** Begin Record extracts **

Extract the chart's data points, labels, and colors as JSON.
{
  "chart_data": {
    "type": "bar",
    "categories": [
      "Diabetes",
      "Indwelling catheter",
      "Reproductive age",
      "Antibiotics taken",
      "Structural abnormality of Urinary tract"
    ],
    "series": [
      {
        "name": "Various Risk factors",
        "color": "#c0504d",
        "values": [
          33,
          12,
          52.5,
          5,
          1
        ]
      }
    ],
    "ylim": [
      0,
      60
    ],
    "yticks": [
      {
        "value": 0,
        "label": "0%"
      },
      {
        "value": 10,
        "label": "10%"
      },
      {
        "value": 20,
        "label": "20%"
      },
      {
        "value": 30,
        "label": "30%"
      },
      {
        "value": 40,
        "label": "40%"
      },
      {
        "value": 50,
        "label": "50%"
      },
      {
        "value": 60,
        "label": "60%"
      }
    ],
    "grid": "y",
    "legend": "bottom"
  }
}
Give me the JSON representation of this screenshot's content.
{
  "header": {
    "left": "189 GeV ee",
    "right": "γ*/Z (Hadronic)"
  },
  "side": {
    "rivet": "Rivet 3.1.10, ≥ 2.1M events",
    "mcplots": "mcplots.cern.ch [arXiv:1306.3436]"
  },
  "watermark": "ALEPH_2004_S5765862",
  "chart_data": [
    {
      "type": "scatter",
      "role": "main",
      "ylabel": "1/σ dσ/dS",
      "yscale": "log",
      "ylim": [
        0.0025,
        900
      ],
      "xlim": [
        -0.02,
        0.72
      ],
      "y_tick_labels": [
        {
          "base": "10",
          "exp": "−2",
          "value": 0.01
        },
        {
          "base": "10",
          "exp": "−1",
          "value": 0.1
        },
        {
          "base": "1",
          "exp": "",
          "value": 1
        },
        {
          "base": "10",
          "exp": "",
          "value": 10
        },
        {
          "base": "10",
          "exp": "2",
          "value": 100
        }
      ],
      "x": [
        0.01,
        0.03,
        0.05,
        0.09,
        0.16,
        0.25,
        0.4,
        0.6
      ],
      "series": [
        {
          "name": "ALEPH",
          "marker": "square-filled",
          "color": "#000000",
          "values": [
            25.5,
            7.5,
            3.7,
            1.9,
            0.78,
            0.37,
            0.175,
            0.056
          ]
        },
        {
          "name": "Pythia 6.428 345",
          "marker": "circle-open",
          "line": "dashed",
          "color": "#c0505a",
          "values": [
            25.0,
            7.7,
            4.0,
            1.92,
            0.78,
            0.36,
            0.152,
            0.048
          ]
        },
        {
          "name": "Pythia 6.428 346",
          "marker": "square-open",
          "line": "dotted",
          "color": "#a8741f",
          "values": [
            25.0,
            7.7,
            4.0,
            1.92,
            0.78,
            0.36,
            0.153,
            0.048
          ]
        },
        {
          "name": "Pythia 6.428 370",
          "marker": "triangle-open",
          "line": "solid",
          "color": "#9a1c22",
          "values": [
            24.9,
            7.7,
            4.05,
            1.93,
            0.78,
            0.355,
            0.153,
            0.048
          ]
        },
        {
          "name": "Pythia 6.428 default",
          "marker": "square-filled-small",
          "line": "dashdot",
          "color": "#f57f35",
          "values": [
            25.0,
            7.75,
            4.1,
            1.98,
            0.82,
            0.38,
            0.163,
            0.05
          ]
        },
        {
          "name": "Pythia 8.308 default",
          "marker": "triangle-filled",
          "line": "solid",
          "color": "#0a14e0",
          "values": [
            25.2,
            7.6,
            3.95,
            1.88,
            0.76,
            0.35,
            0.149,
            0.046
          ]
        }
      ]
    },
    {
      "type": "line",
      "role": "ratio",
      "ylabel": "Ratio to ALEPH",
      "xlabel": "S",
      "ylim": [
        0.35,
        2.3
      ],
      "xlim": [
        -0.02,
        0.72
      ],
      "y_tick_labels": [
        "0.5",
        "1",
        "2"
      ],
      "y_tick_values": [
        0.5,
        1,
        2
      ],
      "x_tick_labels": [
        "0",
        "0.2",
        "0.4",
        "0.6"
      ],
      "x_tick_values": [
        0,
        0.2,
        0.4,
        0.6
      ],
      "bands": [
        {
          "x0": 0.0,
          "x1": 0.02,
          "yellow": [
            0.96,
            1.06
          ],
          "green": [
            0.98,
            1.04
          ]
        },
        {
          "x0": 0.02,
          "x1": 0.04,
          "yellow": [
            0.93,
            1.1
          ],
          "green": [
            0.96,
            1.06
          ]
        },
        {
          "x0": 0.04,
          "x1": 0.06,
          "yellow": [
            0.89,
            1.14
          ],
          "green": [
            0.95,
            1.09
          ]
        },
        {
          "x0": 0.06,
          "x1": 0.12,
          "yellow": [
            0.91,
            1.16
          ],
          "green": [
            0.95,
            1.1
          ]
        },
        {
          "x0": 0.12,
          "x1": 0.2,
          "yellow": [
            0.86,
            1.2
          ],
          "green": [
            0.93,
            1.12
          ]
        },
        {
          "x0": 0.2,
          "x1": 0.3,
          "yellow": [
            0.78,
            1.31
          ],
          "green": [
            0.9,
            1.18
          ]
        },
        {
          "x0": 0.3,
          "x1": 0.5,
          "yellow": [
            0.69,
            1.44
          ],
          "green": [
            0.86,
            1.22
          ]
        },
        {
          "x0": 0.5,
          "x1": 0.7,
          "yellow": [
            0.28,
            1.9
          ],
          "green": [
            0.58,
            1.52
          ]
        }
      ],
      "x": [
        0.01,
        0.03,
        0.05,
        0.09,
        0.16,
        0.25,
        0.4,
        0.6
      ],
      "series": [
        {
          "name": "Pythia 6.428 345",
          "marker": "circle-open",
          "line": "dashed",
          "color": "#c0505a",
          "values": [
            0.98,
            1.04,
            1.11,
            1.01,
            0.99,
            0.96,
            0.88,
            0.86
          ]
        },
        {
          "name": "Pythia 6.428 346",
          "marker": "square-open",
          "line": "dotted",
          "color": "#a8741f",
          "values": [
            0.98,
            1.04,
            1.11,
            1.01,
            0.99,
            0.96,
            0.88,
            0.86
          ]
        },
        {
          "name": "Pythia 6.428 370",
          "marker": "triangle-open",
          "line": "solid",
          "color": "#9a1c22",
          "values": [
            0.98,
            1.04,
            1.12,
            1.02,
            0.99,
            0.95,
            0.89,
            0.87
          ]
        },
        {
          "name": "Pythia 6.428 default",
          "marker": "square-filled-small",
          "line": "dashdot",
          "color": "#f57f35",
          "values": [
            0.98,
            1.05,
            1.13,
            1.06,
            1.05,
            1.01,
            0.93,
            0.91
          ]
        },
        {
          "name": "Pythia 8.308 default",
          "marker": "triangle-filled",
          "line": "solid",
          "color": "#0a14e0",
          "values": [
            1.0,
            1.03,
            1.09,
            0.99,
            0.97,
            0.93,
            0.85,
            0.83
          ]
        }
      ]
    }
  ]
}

** End Record extracts **

#### Exercise instructions
Give back the data above exactly as it appears.

#### Right answer
Extract the chart's data points, labels, and colors as JSON.
{
  "chart_data": {
    "type": "bar",
    "categories": [
      "Diabetes",
      "Indwelling catheter",
      "Reproductive age",
      "Antibiotics taken",
      "Structural abnormality of Urinary tract"
    ],
    "series": [
      {
        "name": "Various Risk factors",
        "color": "#c0504d",
        "values": [
          33,
          12,
          52.5,
          5,
          1
        ]
      }
    ],
    "ylim": [
      0,
      60
    ],
    "yticks": [
      {
        "value": 0,
        "label": "0%"
      },
      {
        "value": 10,
        "label": "10%"
      },
      {
        "value": 20,
        "label": "20%"
      },
      {
        "value": 30,
        "label": "30%"
      },
      {
        "value": 40,
        "label": "40%"
      },
      {
        "value": 50,
        "label": "50%"
      },
      {
        "value": 60,
        "label": "60%"
      }
    ],
    "grid": "y",
    "legend": "bottom"
  }
}
Give me the JSON representation of this screenshot's content.
{
  "header": {
    "left": "189 GeV ee",
    "right": "γ*/Z (Hadronic)"
  },
  "side": {
    "rivet": "Rivet 3.1.10, ≥ 2.1M events",
    "mcplots": "mcplots.cern.ch [arXiv:1306.3436]"
  },
  "watermark": "ALEPH_2004_S5765862",
  "chart_data": [
    {
      "type": "scatter",
      "role": "main",
      "ylabel": "1/σ dσ/dS",
      "yscale": "log",
      "ylim": [
        0.0025,
        900
      ],
      "xlim": [
        -0.02,
        0.72
      ],
      "y_tick_labels": [
        {
          "base": "10",
          "exp": "−2",
          "value": 0.01
        },
        {
          "base": "10",
          "exp": "−1",
          "value": 0.1
        },
        {
          "base": "1",
          "exp": "",
          "value": 1
        },
        {
          "base": "10",
          "exp": "",
          "value": 10
        },
        {
          "base": "10",
          "exp": "2",
          "value": 100
        }
      ],
      "x": [
        0.01,
        0.03,
        0.05,
        0.09,
        0.16,
        0.25,
        0.4,
        0.6
      ],
      "series": [
        {
          "name": "ALEPH",
          "marker": "square-filled",
          "color": "#000000",
          "values": [
            25.5,
            7.5,
            3.7,
            1.9,
            0.78,
            0.37,
            0.175,
            0.056
          ]
        },
        {
          "name": "Pythia 6.428 345",
          "marker": "circle-open",
          "line": "dashed",
          "color": "#c0505a",
          "values": [
            25.0,
            7.7,
            4.0,
            1.92,
            0.78,
            0.36,
            0.152,
            0.048
          ]
        },
        {
          "name": "Pythia 6.428 346",
          "marker": "square-open",
          "line": "dotted",
          "color": "#a8741f",
          "values": [
            25.0,
            7.7,
            4.0,
            1.92,
            0.78,
            0.36,
            0.153,
            0.048
          ]
        },
        {
          "name": "Pythia 6.428 370",
          "marker": "triangle-open",
          "line": "solid",
          "color": "#9a1c22",
          "values": [
            24.9,
            7.7,
            4.05,
            1.93,
            0.78,
            0.355,
            0.153,
            0.048
          ]
        },
        {
          "name": "Pythia 6.428 default",
          "marker": "square-filled-small",
          "line": "dashdot",
          "color": "#f57f35",
          "values": [
            25.0,
            7.75,
            4.1,
            1.98,
            0.82,
            0.38,
            0.163,
            0.05
          ]
        },
        {
          "name": "Pythia 8.308 default",
          "marker": "triangle-filled",
          "line": "solid",
          "color": "#0a14e0",
          "values": [
            25.2,
            7.6,
            3.95,
            1.88,
            0.76,
            0.35,
            0.149,
            0.046
          ]
        }
      ]
    },
    {
      "type": "line",
      "role": "ratio",
      "ylabel": "Ratio to ALEPH",
      "xlabel": "S",
      "ylim": [
        0.35,
        2.3
      ],
      "xlim": [
        -0.02,
        0.72
      ],
      "y_tick_labels": [
        "0.5",
        "1",
        "2"
      ],
      "y_tick_values": [
        0.5,
        1,
        2
      ],
      "x_tick_labels": [
        "0",
        "0.2",
        "0.4",
        "0.6"
      ],
      "x_tick_values": [
        0,
        0.2,
        0.4,
        0.6
      ],
      "bands": [
        {
          "x0": 0.0,
          "x1": 0.02,
          "yellow": [
            0.96,
            1.06
          ],
          "green": [
            0.98,
            1.04
          ]
        },
        {
          "x0": 0.02,
          "x1": 0.04,
          "yellow": [
            0.93,
            1.1
          ],
          "green": [
            0.96,
            1.06
          ]
        },
        {
          "x0": 0.04,
          "x1": 0.06,
          "yellow": [
            0.89,
            1.14
          ],
          "green": [
            0.95,
            1.09
          ]
        },
        {
          "x0": 0.06,
          "x1": 0.12,
          "yellow": [
            0.91,
            1.16
          ],
          "green": [
            0.95,
            1.1
          ]
        },
        {
          "x0": 0.12,
          "x1": 0.2,
          "yellow": [
            0.86,
            1.2
          ],
          "green": [
            0.93,
            1.12
          ]
        },
        {
          "x0": 0.2,
          "x1": 0.3,
          "yellow": [
            0.78,
            1.31
          ],
          "green": [
            0.9,
            1.18
          ]
        },
        {
          "x0": 0.3,
          "x1": 0.5,
          "yellow": [
            0.69,
            1.44
          ],
          "green": [
            0.86,
            1.22
          ]
        },
        {
          "x0": 0.5,
          "x1": 0.7,
          "yellow": [
            0.28,
            1.9
          ],
          "green": [
            0.58,
            1.52
          ]
        }
      ],
      "x": [
        0.01,
        0.03,
        0.05,
        0.09,
        0.16,
        0.25,
        0.4,
        0.6
      ],
      "series": [
        {
          "name": "Pythia 6.428 345",
          "marker": "circle-open",
          "line": "dashed",
          "color": "#c0505a",
          "values": [
            0.98,
            1.04,
            1.11,
            1.01,
            0.99,
            0.96,
            0.88,
            0.86
          ]
        },
        {
          "name": "Pythia 6.428 346",
          "marker": "square-open",
          "line": "dotted",
          "color": "#a8741f",
          "values": [
            0.98,
            1.04,
            1.11,
            1.01,
            0.99,
            0.96,
            0.88,
            0.86
          ]
        },
        {
          "name": "Pythia 6.428 370",
          "marker": "triangle-open",
          "line": "solid",
          "color": "#9a1c22",
          "values": [
            0.98,
            1.04,
            1.12,
            1.02,
            0.99,
            0.95,
            0.89,
            0.87
          ]
        },
        {
          "name": "Pythia 6.428 default",
          "marker": "square-filled-small",
          "line": "dashdot",
          "color": "#f57f35",
          "values": [
            0.98,
            1.05,
            1.13,
            1.06,
            1.05,
            1.01,
            0.93,
            0.91
          ]
        },
        {
          "name": "Pythia 8.308 default",
          "marker": "triangle-filled",
          "line": "solid",
          "color": "#0a14e0",
          "values": [
            1.0,
            1.03,
            1.09,
            0.99,
            0.97,
            0.93,
            0.85,
            0.83
          ]
        }
      ]
    }
  ]
}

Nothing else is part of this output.